YOUR TASK: Filter out everything except lines holding "النور".

(Recorded data)
#####

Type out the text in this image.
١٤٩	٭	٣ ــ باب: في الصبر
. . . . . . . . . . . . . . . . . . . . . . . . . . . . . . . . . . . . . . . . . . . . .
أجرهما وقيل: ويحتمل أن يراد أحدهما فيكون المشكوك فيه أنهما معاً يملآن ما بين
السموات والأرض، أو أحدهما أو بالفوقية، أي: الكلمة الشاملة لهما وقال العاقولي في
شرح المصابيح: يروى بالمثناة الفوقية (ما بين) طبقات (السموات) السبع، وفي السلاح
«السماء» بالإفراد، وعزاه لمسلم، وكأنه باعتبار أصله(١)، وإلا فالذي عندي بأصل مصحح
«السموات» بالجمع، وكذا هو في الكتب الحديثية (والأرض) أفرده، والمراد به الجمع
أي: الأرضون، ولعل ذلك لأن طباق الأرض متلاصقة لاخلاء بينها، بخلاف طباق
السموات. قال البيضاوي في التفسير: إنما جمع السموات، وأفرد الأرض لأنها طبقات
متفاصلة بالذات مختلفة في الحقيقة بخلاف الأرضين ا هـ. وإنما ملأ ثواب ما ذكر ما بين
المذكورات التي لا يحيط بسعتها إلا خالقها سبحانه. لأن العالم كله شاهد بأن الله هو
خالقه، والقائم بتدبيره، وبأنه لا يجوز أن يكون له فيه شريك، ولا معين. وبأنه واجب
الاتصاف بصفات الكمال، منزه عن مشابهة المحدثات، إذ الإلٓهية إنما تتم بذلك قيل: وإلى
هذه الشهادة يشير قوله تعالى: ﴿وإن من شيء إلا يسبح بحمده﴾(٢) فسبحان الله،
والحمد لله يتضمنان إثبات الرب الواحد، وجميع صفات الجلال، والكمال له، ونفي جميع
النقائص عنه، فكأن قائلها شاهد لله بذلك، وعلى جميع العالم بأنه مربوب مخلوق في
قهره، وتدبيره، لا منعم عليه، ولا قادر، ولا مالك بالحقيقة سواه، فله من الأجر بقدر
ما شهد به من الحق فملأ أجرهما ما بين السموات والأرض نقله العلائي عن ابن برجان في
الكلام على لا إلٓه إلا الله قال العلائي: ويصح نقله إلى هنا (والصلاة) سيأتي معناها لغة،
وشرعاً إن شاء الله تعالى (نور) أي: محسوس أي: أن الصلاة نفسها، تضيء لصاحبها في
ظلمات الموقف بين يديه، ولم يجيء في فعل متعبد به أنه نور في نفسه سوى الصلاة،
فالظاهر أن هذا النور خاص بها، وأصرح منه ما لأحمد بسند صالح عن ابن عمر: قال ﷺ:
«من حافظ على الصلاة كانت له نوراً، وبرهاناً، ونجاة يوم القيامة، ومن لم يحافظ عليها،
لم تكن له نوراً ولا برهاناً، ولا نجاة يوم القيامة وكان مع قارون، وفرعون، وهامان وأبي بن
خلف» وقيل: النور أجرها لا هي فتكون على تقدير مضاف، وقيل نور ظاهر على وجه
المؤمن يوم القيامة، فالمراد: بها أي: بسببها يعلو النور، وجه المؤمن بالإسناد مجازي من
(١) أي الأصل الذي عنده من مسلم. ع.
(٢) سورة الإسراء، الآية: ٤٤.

#####

ANSWER TO THIS EXERCISE:
فالظاهر أن هذا النور خاص بها، وأصرح منه ما لأحمد بسند صالح عن ابن عمر: قال ﷺ:
خلف» وقيل: النور أجرها لا هي فتكون على تقدير مضاف، وقيل نور ظاهر على وجه
المؤمن يوم القيامة، فالمراد: بها أي: بسببها يعلو النور، وجه المؤمن بالإسناد مجازي من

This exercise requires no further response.